### Task directions:
From the entries below, extract every line that includes the word "Liabilities".

Data records

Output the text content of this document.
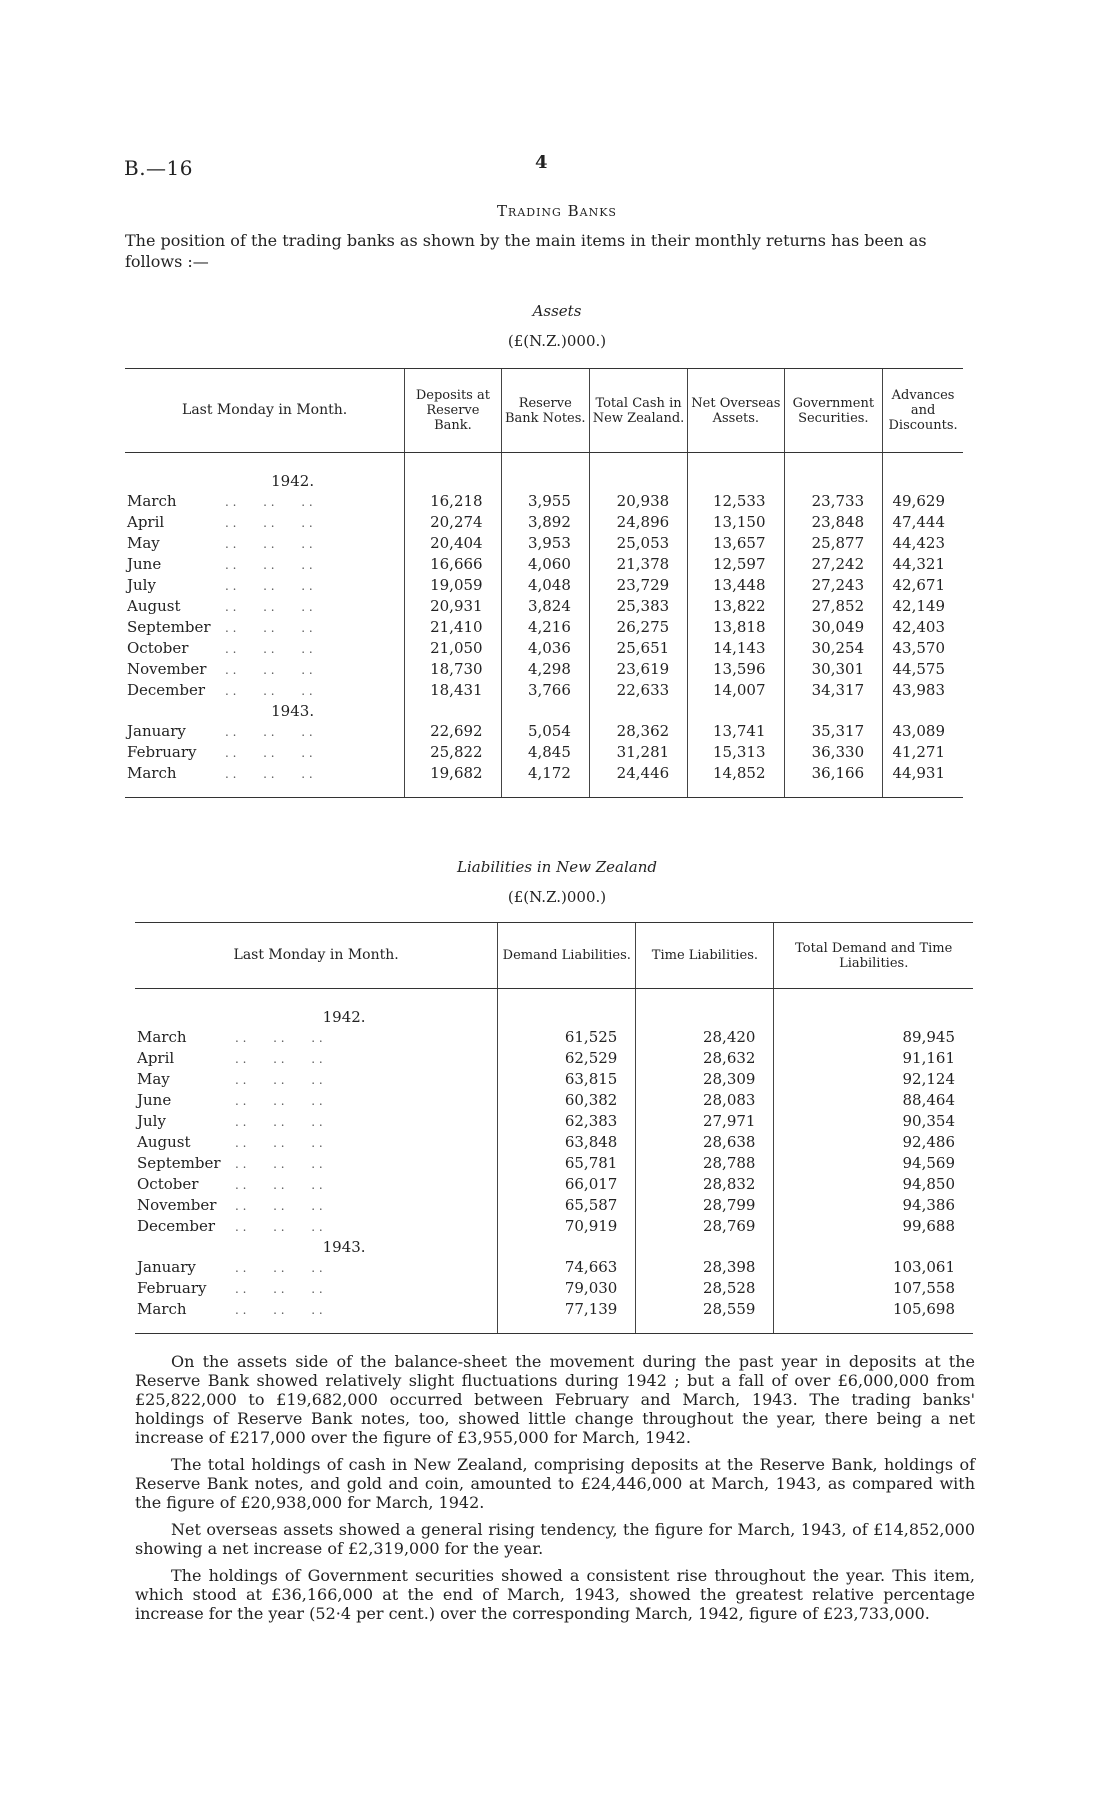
B.—16	4
Trading Banks
The position of the trading banks as shown by the main items in their monthly returns has been as follows :—
Assets
(£(N.Z.)000.)
Last Monday in Month.	Deposits at Reserve Bank.	Reserve Bank Notes.	Total Cash in New Zealand.	Net Overseas Assets.	Government Securities.	Advances and Discounts.
1942.						
March . .       . .       . .	16,218	3,955	20,938	12,533	23,733	49,629
April . .       . .       . .	20,274	3,892	24,896	13,150	23,848	47,444
May . .       . .       . .	20,404	3,953	25,053	13,657	25,877	44,423
June . .       . .       . .	16,666	4,060	21,378	12,597	27,242	44,321
July . .       . .       . .	19,059	4,048	23,729	13,448	27,243	42,671
August . .       . .       . .	20,931	3,824	25,383	13,822	27,852	42,149
September . .       . .       . .	21,410	4,216	26,275	13,818	30,049	42,403
October . .       . .       . .	21,050	4,036	25,651	14,143	30,254	43,570
November . .       . .       . .	18,730	4,298	23,619	13,596	30,301	44,575
December . .       . .       . .	18,431	3,766	22,633	14,007	34,317	43,983
1943.						
January . .       . .       . .	22,692	5,054	28,362	13,741	35,317	43,089
February . .       . .       . .	25,822	4,845	31,281	15,313	36,330	41,271
March . .       . .       . .	19,682	4,172	24,446	14,852	36,166	44,931

Liabilities in New Zealand
(£(N.Z.)000.)
Last Monday in Month.	Demand Liabilities.	Time Liabilities.	Total Demand and Time Liabilities.
1942.			
March . .       . .       . .	61,525	28,420	89,945
April . .       . .       . .	62,529	28,632	91,161
May . .       . .       . .	63,815	28,309	92,124
June . .       . .       . .	60,382	28,083	88,464
July . .       . .       . .	62,383	27,971	90,354
August . .       . .       . .	63,848	28,638	92,486
September . .       . .       . .	65,781	28,788	94,569
October . .       . .       . .	66,017	28,832	94,850
November . .       . .       . .	65,587	28,799	94,386
December . .       . .       . .	70,919	28,769	99,688
1943.			
January . .       . .       . .	74,663	28,398	103,061
February . .       . .       . .	79,030	28,528	107,558
March . .       . .       . .	77,139	28,559	105,698

On the assets side of the balance-sheet the movement during the past year in deposits at the Reserve Bank showed relatively slight fluctuations during 1942 ; but a fall of over £6,000,000 from £25,822,000 to £19,682,000 occurred between February and March, 1943. The trading banks' holdings of Reserve Bank notes, too, showed little change throughout the year, there being a net increase of £217,000 over the figure of £3,955,000 for March, 1942.

The total holdings of cash in New Zealand, comprising deposits at the Reserve Bank, holdings of Reserve Bank notes, and gold and coin, amounted to £24,446,000 at March, 1943, as compared with the figure of £20,938,000 for March, 1942.

Net overseas assets showed a general rising tendency, the figure for March, 1943, of £14,852,000 showing a net increase of £2,319,000 for the year.

The holdings of Government securities showed a consistent rise throughout the year. This item, which stood at £36,166,000 at the end of March, 1943, showed the greatest relative percentage increase for the year (52·4 per cent.) over the corresponding March, 1942, figure of £23,733,000.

### Response for this exercise:
Liabilities in New Zealand
Last Monday in Month.	Demand Liabilities.	Time Liabilities.	Total Demand and Time Liabilities.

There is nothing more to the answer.